▶ **DIRECTIONS**:
Tally the lines containing the word "structured", and report the tally alone.

---------- RAW DATA

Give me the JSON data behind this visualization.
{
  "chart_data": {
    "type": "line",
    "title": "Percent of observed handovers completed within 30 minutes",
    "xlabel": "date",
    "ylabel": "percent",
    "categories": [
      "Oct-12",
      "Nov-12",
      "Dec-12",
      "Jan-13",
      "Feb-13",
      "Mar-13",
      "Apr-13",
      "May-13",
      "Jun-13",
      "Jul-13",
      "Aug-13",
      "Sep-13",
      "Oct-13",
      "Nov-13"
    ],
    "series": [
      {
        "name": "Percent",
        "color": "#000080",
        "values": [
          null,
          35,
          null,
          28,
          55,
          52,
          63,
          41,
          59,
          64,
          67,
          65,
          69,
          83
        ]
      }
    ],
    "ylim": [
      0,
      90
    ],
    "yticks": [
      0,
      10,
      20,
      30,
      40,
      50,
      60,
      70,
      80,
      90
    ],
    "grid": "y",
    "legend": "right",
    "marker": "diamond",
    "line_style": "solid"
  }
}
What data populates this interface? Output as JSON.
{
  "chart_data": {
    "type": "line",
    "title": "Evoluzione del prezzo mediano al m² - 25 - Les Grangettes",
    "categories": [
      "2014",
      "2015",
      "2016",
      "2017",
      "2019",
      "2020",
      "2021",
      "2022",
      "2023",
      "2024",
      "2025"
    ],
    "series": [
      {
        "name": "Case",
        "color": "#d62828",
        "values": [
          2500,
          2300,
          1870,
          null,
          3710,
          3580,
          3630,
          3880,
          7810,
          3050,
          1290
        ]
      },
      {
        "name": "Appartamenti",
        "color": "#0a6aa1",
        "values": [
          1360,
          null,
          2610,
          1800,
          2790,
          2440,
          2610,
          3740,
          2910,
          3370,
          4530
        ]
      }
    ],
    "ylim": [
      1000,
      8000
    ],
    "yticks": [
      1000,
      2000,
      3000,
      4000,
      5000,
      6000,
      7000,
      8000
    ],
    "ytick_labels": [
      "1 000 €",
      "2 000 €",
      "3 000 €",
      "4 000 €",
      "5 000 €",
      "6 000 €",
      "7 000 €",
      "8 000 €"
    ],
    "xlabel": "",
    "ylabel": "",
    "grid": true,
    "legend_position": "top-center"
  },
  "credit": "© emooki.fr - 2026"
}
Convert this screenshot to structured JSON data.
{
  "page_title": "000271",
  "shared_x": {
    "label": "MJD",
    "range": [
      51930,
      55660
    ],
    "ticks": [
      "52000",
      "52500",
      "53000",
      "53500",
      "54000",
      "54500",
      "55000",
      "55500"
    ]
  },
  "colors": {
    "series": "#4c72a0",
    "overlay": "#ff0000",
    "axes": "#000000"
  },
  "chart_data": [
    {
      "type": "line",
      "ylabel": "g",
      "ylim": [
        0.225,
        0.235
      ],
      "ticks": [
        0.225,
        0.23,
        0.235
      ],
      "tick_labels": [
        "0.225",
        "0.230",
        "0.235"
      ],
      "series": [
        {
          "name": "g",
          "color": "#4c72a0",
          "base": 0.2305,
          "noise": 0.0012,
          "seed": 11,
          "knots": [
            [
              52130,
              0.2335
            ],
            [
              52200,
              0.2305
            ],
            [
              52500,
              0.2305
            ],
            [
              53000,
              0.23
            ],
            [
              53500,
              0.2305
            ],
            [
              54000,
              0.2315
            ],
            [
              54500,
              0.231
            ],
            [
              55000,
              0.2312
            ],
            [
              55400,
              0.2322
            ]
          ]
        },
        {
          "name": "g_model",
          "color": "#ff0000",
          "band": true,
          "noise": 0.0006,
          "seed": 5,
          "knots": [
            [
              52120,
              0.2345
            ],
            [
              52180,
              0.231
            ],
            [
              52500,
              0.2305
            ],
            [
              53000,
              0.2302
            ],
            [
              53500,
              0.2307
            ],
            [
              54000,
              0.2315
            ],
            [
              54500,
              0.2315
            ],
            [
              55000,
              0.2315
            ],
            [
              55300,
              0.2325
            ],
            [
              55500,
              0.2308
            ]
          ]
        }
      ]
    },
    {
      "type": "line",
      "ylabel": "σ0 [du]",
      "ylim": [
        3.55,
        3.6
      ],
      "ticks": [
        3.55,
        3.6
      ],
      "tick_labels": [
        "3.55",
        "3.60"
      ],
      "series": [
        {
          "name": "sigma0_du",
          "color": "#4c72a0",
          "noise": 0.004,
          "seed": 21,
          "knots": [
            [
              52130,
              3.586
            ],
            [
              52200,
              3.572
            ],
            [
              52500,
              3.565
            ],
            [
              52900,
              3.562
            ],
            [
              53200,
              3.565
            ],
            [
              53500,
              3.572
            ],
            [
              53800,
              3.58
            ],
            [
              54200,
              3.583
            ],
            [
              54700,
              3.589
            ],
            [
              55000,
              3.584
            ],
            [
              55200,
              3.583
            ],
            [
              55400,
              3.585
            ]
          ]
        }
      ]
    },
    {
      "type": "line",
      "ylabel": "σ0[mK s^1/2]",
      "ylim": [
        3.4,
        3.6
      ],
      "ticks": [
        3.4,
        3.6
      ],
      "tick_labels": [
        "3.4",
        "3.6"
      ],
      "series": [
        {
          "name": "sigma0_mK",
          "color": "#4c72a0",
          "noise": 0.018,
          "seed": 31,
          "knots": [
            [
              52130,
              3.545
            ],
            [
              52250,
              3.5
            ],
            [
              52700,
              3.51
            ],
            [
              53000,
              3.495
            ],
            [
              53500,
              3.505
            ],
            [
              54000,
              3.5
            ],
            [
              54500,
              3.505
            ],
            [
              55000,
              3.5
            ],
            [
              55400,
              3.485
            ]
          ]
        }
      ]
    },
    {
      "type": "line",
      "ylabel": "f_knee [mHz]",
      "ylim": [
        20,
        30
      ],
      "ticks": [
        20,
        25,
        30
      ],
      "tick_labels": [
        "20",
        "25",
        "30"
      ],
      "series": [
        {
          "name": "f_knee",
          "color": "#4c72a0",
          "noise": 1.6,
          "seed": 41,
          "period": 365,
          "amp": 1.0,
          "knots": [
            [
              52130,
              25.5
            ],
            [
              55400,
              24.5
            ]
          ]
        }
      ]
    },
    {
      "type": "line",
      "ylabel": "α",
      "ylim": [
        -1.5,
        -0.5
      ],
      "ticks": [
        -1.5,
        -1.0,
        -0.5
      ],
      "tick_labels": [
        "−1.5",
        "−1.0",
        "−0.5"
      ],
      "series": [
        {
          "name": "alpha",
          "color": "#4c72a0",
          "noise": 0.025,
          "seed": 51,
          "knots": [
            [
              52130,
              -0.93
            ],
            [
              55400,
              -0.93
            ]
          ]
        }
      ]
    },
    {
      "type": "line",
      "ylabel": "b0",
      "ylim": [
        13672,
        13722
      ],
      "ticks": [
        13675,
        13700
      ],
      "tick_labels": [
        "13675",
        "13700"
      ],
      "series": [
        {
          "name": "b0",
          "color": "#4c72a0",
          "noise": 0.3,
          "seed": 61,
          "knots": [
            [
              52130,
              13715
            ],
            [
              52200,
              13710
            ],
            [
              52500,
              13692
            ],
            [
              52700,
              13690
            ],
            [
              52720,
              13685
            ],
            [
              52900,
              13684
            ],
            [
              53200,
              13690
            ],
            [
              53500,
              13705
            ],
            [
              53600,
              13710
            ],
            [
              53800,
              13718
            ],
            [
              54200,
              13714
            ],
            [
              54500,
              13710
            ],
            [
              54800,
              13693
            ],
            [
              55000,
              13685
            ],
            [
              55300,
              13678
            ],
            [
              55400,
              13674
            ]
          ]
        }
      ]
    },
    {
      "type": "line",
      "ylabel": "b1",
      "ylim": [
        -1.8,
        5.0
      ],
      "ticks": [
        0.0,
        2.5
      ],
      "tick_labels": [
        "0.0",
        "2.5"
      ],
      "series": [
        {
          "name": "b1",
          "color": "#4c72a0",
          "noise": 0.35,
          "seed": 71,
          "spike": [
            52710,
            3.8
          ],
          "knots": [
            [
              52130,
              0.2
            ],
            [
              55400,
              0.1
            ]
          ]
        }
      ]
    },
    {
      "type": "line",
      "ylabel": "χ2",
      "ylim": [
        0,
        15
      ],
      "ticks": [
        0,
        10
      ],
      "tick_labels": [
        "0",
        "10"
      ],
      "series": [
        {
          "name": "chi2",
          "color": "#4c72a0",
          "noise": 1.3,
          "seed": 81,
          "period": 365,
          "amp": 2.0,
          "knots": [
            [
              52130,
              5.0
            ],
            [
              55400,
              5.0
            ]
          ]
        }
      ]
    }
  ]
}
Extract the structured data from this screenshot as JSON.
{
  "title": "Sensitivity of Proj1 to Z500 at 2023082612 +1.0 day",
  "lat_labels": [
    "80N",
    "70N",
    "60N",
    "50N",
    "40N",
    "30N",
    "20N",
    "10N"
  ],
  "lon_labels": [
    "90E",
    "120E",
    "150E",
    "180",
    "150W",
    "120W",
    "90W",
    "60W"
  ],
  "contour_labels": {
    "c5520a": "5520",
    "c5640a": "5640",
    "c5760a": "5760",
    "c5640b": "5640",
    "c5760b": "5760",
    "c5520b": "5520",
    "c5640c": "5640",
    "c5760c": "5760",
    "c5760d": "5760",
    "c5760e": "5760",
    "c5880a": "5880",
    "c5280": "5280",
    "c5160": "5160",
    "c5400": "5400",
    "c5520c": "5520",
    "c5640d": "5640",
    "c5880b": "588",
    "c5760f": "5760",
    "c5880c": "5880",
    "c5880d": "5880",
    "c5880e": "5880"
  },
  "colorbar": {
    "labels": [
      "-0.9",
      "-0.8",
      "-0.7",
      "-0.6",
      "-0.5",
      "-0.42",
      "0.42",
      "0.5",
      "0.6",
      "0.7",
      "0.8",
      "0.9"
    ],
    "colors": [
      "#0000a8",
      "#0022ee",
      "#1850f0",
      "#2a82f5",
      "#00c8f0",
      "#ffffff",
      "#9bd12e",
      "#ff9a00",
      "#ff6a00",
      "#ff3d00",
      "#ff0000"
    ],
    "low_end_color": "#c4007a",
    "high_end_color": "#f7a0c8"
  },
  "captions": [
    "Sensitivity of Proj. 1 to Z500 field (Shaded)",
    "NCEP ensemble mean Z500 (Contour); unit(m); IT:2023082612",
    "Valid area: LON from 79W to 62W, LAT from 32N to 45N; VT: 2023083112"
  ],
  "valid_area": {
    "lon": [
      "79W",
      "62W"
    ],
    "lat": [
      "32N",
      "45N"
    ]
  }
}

--------------------

▶ **RESULT BELOW**:
2